> [What to produce] Please return the full listing below without altering anything.

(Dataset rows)
────

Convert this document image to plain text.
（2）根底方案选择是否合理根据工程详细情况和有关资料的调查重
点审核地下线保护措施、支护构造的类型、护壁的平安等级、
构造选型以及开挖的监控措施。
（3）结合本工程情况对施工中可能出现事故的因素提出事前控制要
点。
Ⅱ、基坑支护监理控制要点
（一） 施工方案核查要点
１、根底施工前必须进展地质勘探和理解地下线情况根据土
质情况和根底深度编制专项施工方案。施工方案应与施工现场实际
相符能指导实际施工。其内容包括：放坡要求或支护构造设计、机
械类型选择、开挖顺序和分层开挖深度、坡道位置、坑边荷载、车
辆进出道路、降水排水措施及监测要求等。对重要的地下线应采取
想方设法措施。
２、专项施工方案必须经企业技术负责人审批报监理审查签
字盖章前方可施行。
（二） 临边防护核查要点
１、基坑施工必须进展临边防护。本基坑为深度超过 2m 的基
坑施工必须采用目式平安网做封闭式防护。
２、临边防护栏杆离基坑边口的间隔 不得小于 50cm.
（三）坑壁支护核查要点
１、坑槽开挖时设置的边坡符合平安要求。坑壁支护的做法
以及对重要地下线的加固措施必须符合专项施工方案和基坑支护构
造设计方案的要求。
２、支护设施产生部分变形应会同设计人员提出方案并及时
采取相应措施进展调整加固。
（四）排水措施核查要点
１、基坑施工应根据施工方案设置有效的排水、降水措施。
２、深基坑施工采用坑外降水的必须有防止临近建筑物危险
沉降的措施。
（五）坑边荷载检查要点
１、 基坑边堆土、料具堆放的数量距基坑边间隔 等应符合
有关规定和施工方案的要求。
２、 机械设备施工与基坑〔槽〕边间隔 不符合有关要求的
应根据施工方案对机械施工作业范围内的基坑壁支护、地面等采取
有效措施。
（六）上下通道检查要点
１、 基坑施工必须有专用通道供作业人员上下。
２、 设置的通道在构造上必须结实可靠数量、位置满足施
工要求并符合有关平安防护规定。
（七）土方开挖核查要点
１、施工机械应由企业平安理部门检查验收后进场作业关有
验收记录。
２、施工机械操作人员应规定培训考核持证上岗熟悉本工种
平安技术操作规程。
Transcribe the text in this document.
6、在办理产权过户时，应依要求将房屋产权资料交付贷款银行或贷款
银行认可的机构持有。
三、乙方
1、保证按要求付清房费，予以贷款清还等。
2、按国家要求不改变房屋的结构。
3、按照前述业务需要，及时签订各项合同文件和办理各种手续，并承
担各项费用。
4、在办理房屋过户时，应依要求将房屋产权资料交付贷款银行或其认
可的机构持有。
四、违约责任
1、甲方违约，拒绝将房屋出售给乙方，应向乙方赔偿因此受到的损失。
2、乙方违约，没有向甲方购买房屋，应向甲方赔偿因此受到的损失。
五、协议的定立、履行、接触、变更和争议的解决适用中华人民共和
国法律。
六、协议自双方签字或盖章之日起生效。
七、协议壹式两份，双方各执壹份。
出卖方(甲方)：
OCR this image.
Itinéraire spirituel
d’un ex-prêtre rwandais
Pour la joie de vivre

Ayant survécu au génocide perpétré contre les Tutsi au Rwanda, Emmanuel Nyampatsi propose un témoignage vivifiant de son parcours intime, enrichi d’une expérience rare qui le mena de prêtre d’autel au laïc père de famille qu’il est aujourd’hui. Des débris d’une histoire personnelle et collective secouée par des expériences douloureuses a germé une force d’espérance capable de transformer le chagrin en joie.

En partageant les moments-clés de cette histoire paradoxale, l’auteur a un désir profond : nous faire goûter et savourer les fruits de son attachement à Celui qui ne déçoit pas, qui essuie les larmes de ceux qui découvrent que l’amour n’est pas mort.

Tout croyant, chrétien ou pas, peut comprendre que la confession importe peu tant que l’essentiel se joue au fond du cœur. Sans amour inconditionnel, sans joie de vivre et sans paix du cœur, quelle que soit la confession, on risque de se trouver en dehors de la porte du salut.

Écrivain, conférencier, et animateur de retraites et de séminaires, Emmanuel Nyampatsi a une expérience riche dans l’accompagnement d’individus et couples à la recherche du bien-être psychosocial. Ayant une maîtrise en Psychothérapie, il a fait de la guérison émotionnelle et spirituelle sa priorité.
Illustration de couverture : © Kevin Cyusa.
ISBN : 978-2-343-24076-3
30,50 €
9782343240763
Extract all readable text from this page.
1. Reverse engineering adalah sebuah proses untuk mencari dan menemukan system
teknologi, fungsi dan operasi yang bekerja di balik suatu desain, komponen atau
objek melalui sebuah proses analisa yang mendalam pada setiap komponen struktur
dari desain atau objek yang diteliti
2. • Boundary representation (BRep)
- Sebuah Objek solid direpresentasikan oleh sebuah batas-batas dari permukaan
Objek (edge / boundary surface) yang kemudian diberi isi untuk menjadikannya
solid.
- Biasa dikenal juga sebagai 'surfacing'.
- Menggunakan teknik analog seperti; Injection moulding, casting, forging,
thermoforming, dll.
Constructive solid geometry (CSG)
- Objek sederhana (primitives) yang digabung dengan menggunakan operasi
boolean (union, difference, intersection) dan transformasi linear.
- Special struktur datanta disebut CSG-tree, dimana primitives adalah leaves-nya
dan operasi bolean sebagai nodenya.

────

> [Answer to this problem]
Convert this document image to plain text.
（2）根底方案选择是否合理根据工程详细情况和有关资料的调查重
点审核地下线保护措施、支护构造的类型、护壁的平安等级、
构造选型以及开挖的监控措施。
（3）结合本工程情况对施工中可能出现事故的因素提出事前控制要
点。
Ⅱ、基坑支护监理控制要点
（一） 施工方案核查要点
１、根底施工前必须进展地质勘探和理解地下线情况根据土
质情况和根底深度编制专项施工方案。施工方案应与施工现场实际
相符能指导实际施工。其内容包括：放坡要求或支护构造设计、机
械类型选择、开挖顺序和分层开挖深度、坡道位置、坑边荷载、车
辆进出道路、降水排水措施及监测要求等。对重要的地下线应采取
想方设法措施。
２、专项施工方案必须经企业技术负责人审批报监理审查签
字盖章前方可施行。
（二） 临边防护核查要点
１、基坑施工必须进展临边防护。本基坑为深度超过 2m 的基
坑施工必须采用目式平安网做封闭式防护。
２、临边防护栏杆离基坑边口的间隔 不得小于 50cm.
（三）坑壁支护核查要点
１、坑槽开挖时设置的边坡符合平安要求。坑壁支护的做法
以及对重要地下线的加固措施必须符合专项施工方案和基坑支护构
造设计方案的要求。
２、支护设施产生部分变形应会同设计人员提出方案并及时
采取相应措施进展调整加固。
（四）排水措施核查要点
１、基坑施工应根据施工方案设置有效的排水、降水措施。
２、深基坑施工采用坑外降水的必须有防止临近建筑物危险
沉降的措施。
（五）坑边荷载检查要点
１、 基坑边堆土、料具堆放的数量距基坑边间隔 等应符合
有关规定和施工方案的要求。
２、 机械设备施工与基坑〔槽〕边间隔 不符合有关要求的
应根据施工方案对机械施工作业范围内的基坑壁支护、地面等采取
有效措施。
（六）上下通道检查要点
１、 基坑施工必须有专用通道供作业人员上下。
２、 设置的通道在构造上必须结实可靠数量、位置满足施
工要求并符合有关平安防护规定。
（七）土方开挖核查要点
１、施工机械应由企业平安理部门检查验收后进场作业关有
验收记录。
２、施工机械操作人员应规定培训考核持证上岗熟悉本工种
平安技术操作规程。
Transcribe the text in this document.
6、在办理产权过户时，应依要求将房屋产权资料交付贷款银行或贷款
银行认可的机构持有。
三、乙方
1、保证按要求付清房费，予以贷款清还等。
2、按国家要求不改变房屋的结构。
3、按照前述业务需要，及时签订各项合同文件和办理各种手续，并承
担各项费用。
4、在办理房屋过户时，应依要求将房屋产权资料交付贷款银行或其认
可的机构持有。
四、违约责任
1、甲方违约，拒绝将房屋出售给乙方，应向乙方赔偿因此受到的损失。
2、乙方违约，没有向甲方购买房屋，应向甲方赔偿因此受到的损失。
五、协议的定立、履行、接触、变更和争议的解决适用中华人民共和
国法律。
六、协议自双方签字或盖章之日起生效。
七、协议壹式两份，双方各执壹份。
出卖方(甲方)：
OCR this image.
Itinéraire spirituel
d’un ex-prêtre rwandais
Pour la joie de vivre

Ayant survécu au génocide perpétré contre les Tutsi au Rwanda, Emmanuel Nyampatsi propose un témoignage vivifiant de son parcours intime, enrichi d’une expérience rare qui le mena de prêtre d’autel au laïc père de famille qu’il est aujourd’hui. Des débris d’une histoire personnelle et collective secouée par des expériences douloureuses a germé une force d’espérance capable de transformer le chagrin en joie.

En partageant les moments-clés de cette histoire paradoxale, l’auteur a un désir profond : nous faire goûter et savourer les fruits de son attachement à Celui qui ne déçoit pas, qui essuie les larmes de ceux qui découvrent que l’amour n’est pas mort.

Tout croyant, chrétien ou pas, peut comprendre que la confession importe peu tant que l’essentiel se joue au fond du cœur. Sans amour inconditionnel, sans joie de vivre et sans paix du cœur, quelle que soit la confession, on risque de se trouver en dehors de la porte du salut.

Écrivain, conférencier, et animateur de retraites et de séminaires, Emmanuel Nyampatsi a une expérience riche dans l’accompagnement d’individus et couples à la recherche du bien-être psychosocial. Ayant une maîtrise en Psychothérapie, il a fait de la guérison émotionnelle et spirituelle sa priorité.
Illustration de couverture : © Kevin Cyusa.
ISBN : 978-2-343-24076-3
30,50 €
9782343240763
Extract all readable text from this page.
1. Reverse engineering adalah sebuah proses untuk mencari dan menemukan system
teknologi, fungsi dan operasi yang bekerja di balik suatu desain, komponen atau
objek melalui sebuah proses analisa yang mendalam pada setiap komponen struktur
dari desain atau objek yang diteliti
2. • Boundary representation (BRep)
- Sebuah Objek solid direpresentasikan oleh sebuah batas-batas dari permukaan
Objek (edge / boundary surface) yang kemudian diberi isi untuk menjadikannya
solid.
- Biasa dikenal juga sebagai 'surfacing'.
- Menggunakan teknik analog seperti; Injection moulding, casting, forging,
thermoforming, dll.
Constructive solid geometry (CSG)
- Objek sederhana (primitives) yang digabung dengan menggunakan operasi
boolean (union, difference, intersection) dan transformasi linear.
- Special struktur datanta disebut CSG-tree, dimana primitives adalah leaves-nya
dan operasi bolean sebagai nodenya.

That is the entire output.